> _Given problem_:
Copy every line of the material below without changing anything.

========================================================================

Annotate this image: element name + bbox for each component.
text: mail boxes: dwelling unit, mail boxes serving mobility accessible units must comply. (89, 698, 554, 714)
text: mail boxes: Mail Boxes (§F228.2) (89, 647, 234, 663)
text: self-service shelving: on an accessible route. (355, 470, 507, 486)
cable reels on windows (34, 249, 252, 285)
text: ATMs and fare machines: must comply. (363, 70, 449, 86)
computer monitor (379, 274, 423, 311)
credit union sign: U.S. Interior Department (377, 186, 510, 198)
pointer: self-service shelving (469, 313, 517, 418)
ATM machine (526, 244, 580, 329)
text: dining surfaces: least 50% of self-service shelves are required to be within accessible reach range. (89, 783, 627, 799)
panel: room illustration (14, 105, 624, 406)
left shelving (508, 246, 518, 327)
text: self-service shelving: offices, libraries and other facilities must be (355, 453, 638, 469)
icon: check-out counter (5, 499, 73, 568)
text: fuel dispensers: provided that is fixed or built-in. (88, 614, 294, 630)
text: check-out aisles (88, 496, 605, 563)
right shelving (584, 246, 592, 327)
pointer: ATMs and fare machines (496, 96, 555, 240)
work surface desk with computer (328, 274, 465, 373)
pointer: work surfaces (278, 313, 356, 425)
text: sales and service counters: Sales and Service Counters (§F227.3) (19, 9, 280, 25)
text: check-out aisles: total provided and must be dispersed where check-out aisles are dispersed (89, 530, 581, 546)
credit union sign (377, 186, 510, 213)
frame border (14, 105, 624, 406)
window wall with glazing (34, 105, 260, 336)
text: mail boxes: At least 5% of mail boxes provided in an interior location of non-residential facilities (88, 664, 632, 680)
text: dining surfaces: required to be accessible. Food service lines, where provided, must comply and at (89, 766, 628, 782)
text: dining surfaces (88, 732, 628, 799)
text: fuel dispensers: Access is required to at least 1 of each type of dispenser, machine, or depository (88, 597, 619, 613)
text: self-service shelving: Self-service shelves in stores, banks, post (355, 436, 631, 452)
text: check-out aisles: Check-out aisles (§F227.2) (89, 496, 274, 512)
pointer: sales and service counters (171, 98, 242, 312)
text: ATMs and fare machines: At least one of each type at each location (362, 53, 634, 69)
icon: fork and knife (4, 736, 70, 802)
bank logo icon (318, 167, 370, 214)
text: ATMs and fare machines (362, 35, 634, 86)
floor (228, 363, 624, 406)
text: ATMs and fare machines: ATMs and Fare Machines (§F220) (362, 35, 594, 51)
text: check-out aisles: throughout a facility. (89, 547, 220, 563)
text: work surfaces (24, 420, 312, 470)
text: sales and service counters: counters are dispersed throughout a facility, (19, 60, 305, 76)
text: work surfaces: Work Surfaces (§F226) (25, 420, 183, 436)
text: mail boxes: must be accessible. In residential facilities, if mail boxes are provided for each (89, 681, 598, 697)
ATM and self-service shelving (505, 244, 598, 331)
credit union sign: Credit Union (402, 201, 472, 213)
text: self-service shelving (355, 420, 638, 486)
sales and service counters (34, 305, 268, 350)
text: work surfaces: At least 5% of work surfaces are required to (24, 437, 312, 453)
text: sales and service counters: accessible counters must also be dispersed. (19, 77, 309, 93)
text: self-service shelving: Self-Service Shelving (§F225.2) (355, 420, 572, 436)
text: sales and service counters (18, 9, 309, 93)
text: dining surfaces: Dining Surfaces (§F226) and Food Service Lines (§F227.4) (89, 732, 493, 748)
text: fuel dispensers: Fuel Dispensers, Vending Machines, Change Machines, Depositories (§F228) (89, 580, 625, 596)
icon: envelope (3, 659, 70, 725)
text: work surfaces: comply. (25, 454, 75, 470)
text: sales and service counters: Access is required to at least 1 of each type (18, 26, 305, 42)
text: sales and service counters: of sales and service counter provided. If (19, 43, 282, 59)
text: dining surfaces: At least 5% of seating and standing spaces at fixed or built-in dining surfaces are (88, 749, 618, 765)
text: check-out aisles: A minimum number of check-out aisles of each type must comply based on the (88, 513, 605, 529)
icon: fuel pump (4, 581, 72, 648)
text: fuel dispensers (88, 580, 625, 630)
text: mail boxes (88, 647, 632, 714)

========================================================================

> _Task answer_:
Annotate this image: element name + bbox for each component.
text: mail boxes: dwelling unit, mail boxes serving mobility accessible units must comply. (89, 698, 554, 714)
text: mail boxes: Mail Boxes (§F228.2) (89, 647, 234, 663)
text: self-service shelving: on an accessible route. (355, 470, 507, 486)
cable reels on windows (34, 249, 252, 285)
text: ATMs and fare machines: must comply. (363, 70, 449, 86)
computer monitor (379, 274, 423, 311)
credit union sign: U.S. Interior Department (377, 186, 510, 198)
pointer: self-service shelving (469, 313, 517, 418)
ATM machine (526, 244, 580, 329)
text: dining surfaces: least 50% of self-service shelves are required to be within accessible reach range. (89, 783, 627, 799)
panel: room illustration (14, 105, 624, 406)
left shelving (508, 246, 518, 327)
text: self-service shelving: offices, libraries and other facilities must be (355, 453, 638, 469)
icon: check-out counter (5, 499, 73, 568)
text: fuel dispensers: provided that is fixed or built-in. (88, 614, 294, 630)
text: check-out aisles (88, 496, 605, 563)
right shelving (584, 246, 592, 327)
pointer: ATMs and fare machines (496, 96, 555, 240)
work surface desk with computer (328, 274, 465, 373)
pointer: work surfaces (278, 313, 356, 425)
text: sales and service counters: Sales and Service Counters (§F227.3) (19, 9, 280, 25)
text: check-out aisles: total provided and must be dispersed where check-out aisles are dispersed (89, 530, 581, 546)
credit union sign (377, 186, 510, 213)
frame border (14, 105, 624, 406)
window wall with glazing (34, 105, 260, 336)
text: mail boxes: At least 5% of mail boxes provided in an interior location of non-residential facilities (88, 664, 632, 680)
text: dining surfaces: required to be accessible. Food service lines, where provided, must comply and at (89, 766, 628, 782)
text: dining surfaces (88, 732, 628, 799)
text: fuel dispensers: Access is required to at least 1 of each type of dispenser, machine, or depository (88, 597, 619, 613)
text: self-service shelving: Self-service shelves in stores, banks, post (355, 436, 631, 452)
text: check-out aisles: Check-out aisles (§F227.2) (89, 496, 274, 512)
pointer: sales and service counters (171, 98, 242, 312)
text: ATMs and fare machines: At least one of each type at each location (362, 53, 634, 69)
icon: fork and knife (4, 736, 70, 802)
bank logo icon (318, 167, 370, 214)
text: ATMs and fare machines (362, 35, 634, 86)
floor (228, 363, 624, 406)
text: ATMs and fare machines: ATMs and Fare Machines (§F220) (362, 35, 594, 51)
text: check-out aisles: throughout a facility. (89, 547, 220, 563)
text: work surfaces (24, 420, 312, 470)
text: sales and service counters: counters are dispersed throughout a facility, (19, 60, 305, 76)
text: work surfaces: Work Surfaces (§F226) (25, 420, 183, 436)
text: mail boxes: must be accessible. In residential facilities, if mail boxes are provided for each (89, 681, 598, 697)
ATM and self-service shelving (505, 244, 598, 331)
credit union sign: Credit Union (402, 201, 472, 213)
text: self-service shelving (355, 420, 638, 486)
sales and service counters (34, 305, 268, 350)
text: work surfaces: At least 5% of work surfaces are required to (24, 437, 312, 453)
text: sales and service counters: accessible counters must also be dispersed. (19, 77, 309, 93)
text: self-service shelving: Self-Service Shelving (§F225.2) (355, 420, 572, 436)
text: sales and service counters (18, 9, 309, 93)
text: dining surfaces: Dining Surfaces (§F226) and Food Service Lines (§F227.4) (89, 732, 493, 748)
text: fuel dispensers: Fuel Dispensers, Vending Machines, Change Machines, Depositories (§F228) (89, 580, 625, 596)
icon: envelope (3, 659, 70, 725)
text: work surfaces: comply. (25, 454, 75, 470)
text: sales and service counters: Access is required to at least 1 of each type (18, 26, 305, 42)
text: sales and service counters: of sales and service counter provided. If (19, 43, 282, 59)
text: dining surfaces: At least 5% of seating and standing spaces at fixed or built-in dining surfaces are (88, 749, 618, 765)
text: check-out aisles: A minimum number of check-out aisles of each type must comply based on the (88, 513, 605, 529)
icon: fuel pump (4, 581, 72, 648)
text: fuel dispensers (88, 580, 625, 630)
text: mail boxes (88, 647, 632, 714)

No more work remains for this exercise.